● Task statement
Repeat the lines below exactly as they appear, but leave out the images.

[Collected data entries]

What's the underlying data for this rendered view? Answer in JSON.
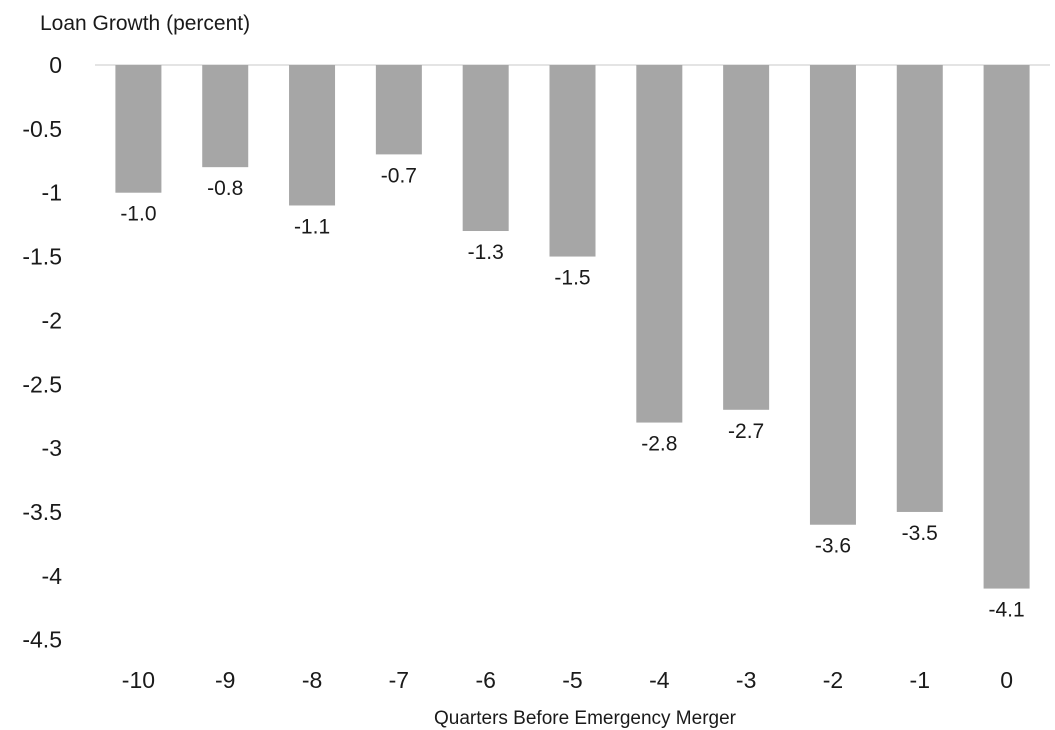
{
  "chart_data": {
    "type": "bar",
    "title": "",
    "ylabel": "Loan Growth (percent)",
    "xlabel": "Quarters Before Emergency Merger",
    "categories": [
      "-10",
      "-9",
      "-8",
      "-7",
      "-6",
      "-5",
      "-4",
      "-3",
      "-2",
      "-1",
      "0"
    ],
    "values": [
      -1.0,
      -0.8,
      -1.1,
      -0.7,
      -1.3,
      -1.5,
      -2.8,
      -2.7,
      -3.6,
      -3.5,
      -4.1
    ],
    "data_labels": [
      "-1.0",
      "-0.8",
      "-1.1",
      "-0.7",
      "-1.3",
      "-1.5",
      "-2.8",
      "-2.7",
      "-3.6",
      "-3.5",
      "-4.1"
    ],
    "ytick_labels": [
      "0",
      "-0.5",
      "-1",
      "-1.5",
      "-2",
      "-2.5",
      "-3",
      "-3.5",
      "-4",
      "-4.5"
    ],
    "yticks": [
      0,
      -0.5,
      -1,
      -1.5,
      -2,
      -2.5,
      -3,
      -3.5,
      -4,
      -4.5
    ],
    "ylim": [
      -4.5,
      0
    ],
    "grid": false,
    "legend": "none",
    "colors": {
      "bar": "#a6a6a6",
      "text": "#1a1a1a",
      "zero_line": "#c8c8c8"
    }
  }
}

● Result of the task
What's the underlying data for this rendered view? Answer in JSON.
{
  "chart_data": {
    "type": "bar",
    "title": "",
    "ylabel": "Loan Growth (percent)",
    "xlabel": "Quarters Before Emergency Merger",
    "categories": [
      "-10",
      "-9",
      "-8",
      "-7",
      "-6",
      "-5",
      "-4",
      "-3",
      "-2",
      "-1",
      "0"
    ],
    "values": [
      -1.0,
      -0.8,
      -1.1,
      -0.7,
      -1.3,
      -1.5,
      -2.8,
      -2.7,
      -3.6,
      -3.5,
      -4.1
    ],
    "data_labels": [
      "-1.0",
      "-0.8",
      "-1.1",
      "-0.7",
      "-1.3",
      "-1.5",
      "-2.8",
      "-2.7",
      "-3.6",
      "-3.5",
      "-4.1"
    ],
    "ytick_labels": [
      "0",
      "-0.5",
      "-1",
      "-1.5",
      "-2",
      "-2.5",
      "-3",
      "-3.5",
      "-4",
      "-4.5"
    ],
    "yticks": [
      0,
      -0.5,
      -1,
      -1.5,
      -2,
      -2.5,
      -3,
      -3.5,
      -4,
      -4.5
    ],
    "ylim": [
      -4.5,
      0
    ],
    "grid": false,
    "legend": "none",
    "colors": {
      "bar": "#a6a6a6",
      "text": "#1a1a1a",
      "zero_line": "#c8c8c8"
    }
  }
}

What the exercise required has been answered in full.